— Start of DATA SUPPLIED —
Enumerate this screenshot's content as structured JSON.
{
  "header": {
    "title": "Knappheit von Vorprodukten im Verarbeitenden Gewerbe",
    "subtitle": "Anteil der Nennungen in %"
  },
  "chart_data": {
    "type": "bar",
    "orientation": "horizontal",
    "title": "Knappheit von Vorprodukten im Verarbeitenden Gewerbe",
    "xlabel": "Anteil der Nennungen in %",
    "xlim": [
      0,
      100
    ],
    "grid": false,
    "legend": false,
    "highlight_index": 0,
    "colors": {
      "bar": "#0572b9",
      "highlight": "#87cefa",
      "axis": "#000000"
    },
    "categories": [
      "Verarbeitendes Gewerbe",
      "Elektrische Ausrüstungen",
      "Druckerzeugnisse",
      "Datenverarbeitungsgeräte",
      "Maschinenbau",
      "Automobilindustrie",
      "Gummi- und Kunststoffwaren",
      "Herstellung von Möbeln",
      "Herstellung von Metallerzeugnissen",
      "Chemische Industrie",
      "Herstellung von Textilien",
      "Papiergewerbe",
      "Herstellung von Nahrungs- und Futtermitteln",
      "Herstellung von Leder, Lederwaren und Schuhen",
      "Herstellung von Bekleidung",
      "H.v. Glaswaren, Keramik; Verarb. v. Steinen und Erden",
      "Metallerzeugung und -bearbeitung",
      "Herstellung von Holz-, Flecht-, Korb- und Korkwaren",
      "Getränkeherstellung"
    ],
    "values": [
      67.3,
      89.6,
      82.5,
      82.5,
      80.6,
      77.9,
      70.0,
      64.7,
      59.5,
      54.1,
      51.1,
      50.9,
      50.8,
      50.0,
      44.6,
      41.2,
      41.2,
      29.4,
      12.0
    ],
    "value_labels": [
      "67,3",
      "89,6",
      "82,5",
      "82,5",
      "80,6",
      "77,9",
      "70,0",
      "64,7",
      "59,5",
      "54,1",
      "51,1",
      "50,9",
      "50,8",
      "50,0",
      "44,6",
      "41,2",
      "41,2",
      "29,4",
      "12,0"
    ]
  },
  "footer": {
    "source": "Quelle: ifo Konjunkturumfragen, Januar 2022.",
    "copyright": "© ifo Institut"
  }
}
— End of DATA SUPPLIED —
■ WORK INSTRUCTIONS ■
Please give back all of the records exactly as written.

■ ANSWER TO THIS TASK ■
Enumerate this screenshot's content as structured JSON.
{
  "header": {
    "title": "Knappheit von Vorprodukten im Verarbeitenden Gewerbe",
    "subtitle": "Anteil der Nennungen in %"
  },
  "chart_data": {
    "type": "bar",
    "orientation": "horizontal",
    "title": "Knappheit von Vorprodukten im Verarbeitenden Gewerbe",
    "xlabel": "Anteil der Nennungen in %",
    "xlim": [
      0,
      100
    ],
    "grid": false,
    "legend": false,
    "highlight_index": 0,
    "colors": {
      "bar": "#0572b9",
      "highlight": "#87cefa",
      "axis": "#000000"
    },
    "categories": [
      "Verarbeitendes Gewerbe",
      "Elektrische Ausrüstungen",
      "Druckerzeugnisse",
      "Datenverarbeitungsgeräte",
      "Maschinenbau",
      "Automobilindustrie",
      "Gummi- und Kunststoffwaren",
      "Herstellung von Möbeln",
      "Herstellung von Metallerzeugnissen",
      "Chemische Industrie",
      "Herstellung von Textilien",
      "Papiergewerbe",
      "Herstellung von Nahrungs- und Futtermitteln",
      "Herstellung von Leder, Lederwaren und Schuhen",
      "Herstellung von Bekleidung",
      "H.v. Glaswaren, Keramik; Verarb. v. Steinen und Erden",
      "Metallerzeugung und -bearbeitung",
      "Herstellung von Holz-, Flecht-, Korb- und Korkwaren",
      "Getränkeherstellung"
    ],
    "values": [
      67.3,
      89.6,
      82.5,
      82.5,
      80.6,
      77.9,
      70.0,
      64.7,
      59.5,
      54.1,
      51.1,
      50.9,
      50.8,
      50.0,
      44.6,
      41.2,
      41.2,
      29.4,
      12.0
    ],
    "value_labels": [
      "67,3",
      "89,6",
      "82,5",
      "82,5",
      "80,6",
      "77,9",
      "70,0",
      "64,7",
      "59,5",
      "54,1",
      "51,1",
      "50,9",
      "50,8",
      "50,0",
      "44,6",
      "41,2",
      "41,2",
      "29,4",
      "12,0"
    ]
  },
  "footer": {
    "source": "Quelle: ifo Konjunkturumfragen, Januar 2022.",
    "copyright": "© ifo Institut"
  }
}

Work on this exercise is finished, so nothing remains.